[Records]
•••••

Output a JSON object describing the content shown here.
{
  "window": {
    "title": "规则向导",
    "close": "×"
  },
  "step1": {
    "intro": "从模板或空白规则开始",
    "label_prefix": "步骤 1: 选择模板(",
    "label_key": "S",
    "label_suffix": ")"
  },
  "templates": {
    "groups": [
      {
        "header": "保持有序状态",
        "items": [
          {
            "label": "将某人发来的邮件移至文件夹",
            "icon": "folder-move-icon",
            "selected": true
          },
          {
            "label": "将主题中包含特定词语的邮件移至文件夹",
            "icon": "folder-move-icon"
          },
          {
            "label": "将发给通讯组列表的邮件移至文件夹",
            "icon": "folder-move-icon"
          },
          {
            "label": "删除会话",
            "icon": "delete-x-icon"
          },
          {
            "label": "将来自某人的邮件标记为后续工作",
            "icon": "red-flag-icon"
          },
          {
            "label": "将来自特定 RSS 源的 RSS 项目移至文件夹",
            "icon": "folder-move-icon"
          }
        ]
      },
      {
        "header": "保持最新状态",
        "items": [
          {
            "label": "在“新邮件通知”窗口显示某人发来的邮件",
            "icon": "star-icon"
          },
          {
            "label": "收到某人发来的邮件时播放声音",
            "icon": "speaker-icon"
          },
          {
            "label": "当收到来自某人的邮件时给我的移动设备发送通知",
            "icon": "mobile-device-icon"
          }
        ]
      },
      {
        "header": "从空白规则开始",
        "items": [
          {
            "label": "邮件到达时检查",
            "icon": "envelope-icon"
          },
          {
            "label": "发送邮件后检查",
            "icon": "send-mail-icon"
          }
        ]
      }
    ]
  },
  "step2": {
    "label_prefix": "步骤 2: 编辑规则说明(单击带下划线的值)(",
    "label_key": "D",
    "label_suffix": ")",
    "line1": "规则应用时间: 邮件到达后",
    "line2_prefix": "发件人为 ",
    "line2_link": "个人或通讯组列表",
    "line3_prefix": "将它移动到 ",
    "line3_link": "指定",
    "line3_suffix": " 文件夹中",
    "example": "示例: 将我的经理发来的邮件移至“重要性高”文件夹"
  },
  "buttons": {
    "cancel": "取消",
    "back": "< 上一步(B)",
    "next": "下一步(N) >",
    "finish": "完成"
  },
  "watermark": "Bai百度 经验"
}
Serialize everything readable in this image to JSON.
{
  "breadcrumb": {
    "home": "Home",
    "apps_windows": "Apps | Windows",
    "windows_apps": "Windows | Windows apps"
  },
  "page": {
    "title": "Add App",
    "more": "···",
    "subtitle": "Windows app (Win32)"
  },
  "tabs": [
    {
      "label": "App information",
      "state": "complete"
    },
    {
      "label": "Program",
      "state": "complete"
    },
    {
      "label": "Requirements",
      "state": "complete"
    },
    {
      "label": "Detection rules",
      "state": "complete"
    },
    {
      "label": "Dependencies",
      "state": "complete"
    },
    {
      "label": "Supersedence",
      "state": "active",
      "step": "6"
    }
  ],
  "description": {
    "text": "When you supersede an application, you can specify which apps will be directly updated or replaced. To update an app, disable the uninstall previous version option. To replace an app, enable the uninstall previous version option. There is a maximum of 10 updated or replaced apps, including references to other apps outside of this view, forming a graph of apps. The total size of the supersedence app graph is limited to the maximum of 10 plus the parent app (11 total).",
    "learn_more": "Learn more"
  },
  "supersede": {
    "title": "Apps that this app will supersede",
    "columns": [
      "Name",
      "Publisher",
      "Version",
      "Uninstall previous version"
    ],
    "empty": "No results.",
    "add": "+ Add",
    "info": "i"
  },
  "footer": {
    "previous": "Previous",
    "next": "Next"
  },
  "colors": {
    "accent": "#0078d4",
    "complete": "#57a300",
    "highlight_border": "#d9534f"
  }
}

•••••

◆ WHAT YOU WILL DO ◆
Reproduce each line of the material above precisely.

◆ RESPONSE TO THE EXERCISE ◆
Output a JSON object describing the content shown here.
{
  "window": {
    "title": "规则向导",
    "close": "×"
  },
  "step1": {
    "intro": "从模板或空白规则开始",
    "label_prefix": "步骤 1: 选择模板(",
    "label_key": "S",
    "label_suffix": ")"
  },
  "templates": {
    "groups": [
      {
        "header": "保持有序状态",
        "items": [
          {
            "label": "将某人发来的邮件移至文件夹",
            "icon": "folder-move-icon",
            "selected": true
          },
          {
            "label": "将主题中包含特定词语的邮件移至文件夹",
            "icon": "folder-move-icon"
          },
          {
            "label": "将发给通讯组列表的邮件移至文件夹",
            "icon": "folder-move-icon"
          },
          {
            "label": "删除会话",
            "icon": "delete-x-icon"
          },
          {
            "label": "将来自某人的邮件标记为后续工作",
            "icon": "red-flag-icon"
          },
          {
            "label": "将来自特定 RSS 源的 RSS 项目移至文件夹",
            "icon": "folder-move-icon"
          }
        ]
      },
      {
        "header": "保持最新状态",
        "items": [
          {
            "label": "在“新邮件通知”窗口显示某人发来的邮件",
            "icon": "star-icon"
          },
          {
            "label": "收到某人发来的邮件时播放声音",
            "icon": "speaker-icon"
          },
          {
            "label": "当收到来自某人的邮件时给我的移动设备发送通知",
            "icon": "mobile-device-icon"
          }
        ]
      },
      {
        "header": "从空白规则开始",
        "items": [
          {
            "label": "邮件到达时检查",
            "icon": "envelope-icon"
          },
          {
            "label": "发送邮件后检查",
            "icon": "send-mail-icon"
          }
        ]
      }
    ]
  },
  "step2": {
    "label_prefix": "步骤 2: 编辑规则说明(单击带下划线的值)(",
    "label_key": "D",
    "label_suffix": ")",
    "line1": "规则应用时间: 邮件到达后",
    "line2_prefix": "发件人为 ",
    "line2_link": "个人或通讯组列表",
    "line3_prefix": "将它移动到 ",
    "line3_link": "指定",
    "line3_suffix": " 文件夹中",
    "example": "示例: 将我的经理发来的邮件移至“重要性高”文件夹"
  },
  "buttons": {
    "cancel": "取消",
    "back": "< 上一步(B)",
    "next": "下一步(N) >",
    "finish": "完成"
  },
  "watermark": "Bai百度 经验"
}
Serialize everything readable in this image to JSON.
{
  "breadcrumb": {
    "home": "Home",
    "apps_windows": "Apps | Windows",
    "windows_apps": "Windows | Windows apps"
  },
  "page": {
    "title": "Add App",
    "more": "···",
    "subtitle": "Windows app (Win32)"
  },
  "tabs": [
    {
      "label": "App information",
      "state": "complete"
    },
    {
      "label": "Program",
      "state": "complete"
    },
    {
      "label": "Requirements",
      "state": "complete"
    },
    {
      "label": "Detection rules",
      "state": "complete"
    },
    {
      "label": "Dependencies",
      "state": "complete"
    },
    {
      "label": "Supersedence",
      "state": "active",
      "step": "6"
    }
  ],
  "description": {
    "text": "When you supersede an application, you can specify which apps will be directly updated or replaced. To update an app, disable the uninstall previous version option. To replace an app, enable the uninstall previous version option. There is a maximum of 10 updated or replaced apps, including references to other apps outside of this view, forming a graph of apps. The total size of the supersedence app graph is limited to the maximum of 10 plus the parent app (11 total).",
    "learn_more": "Learn more"
  },
  "supersede": {
    "title": "Apps that this app will supersede",
    "columns": [
      "Name",
      "Publisher",
      "Version",
      "Uninstall previous version"
    ],
    "empty": "No results.",
    "add": "+ Add",
    "info": "i"
  },
  "footer": {
    "previous": "Previous",
    "next": "Next"
  },
  "colors": {
    "accent": "#0078d4",
    "complete": "#57a300",
    "highlight_border": "#d9534f"
  }
}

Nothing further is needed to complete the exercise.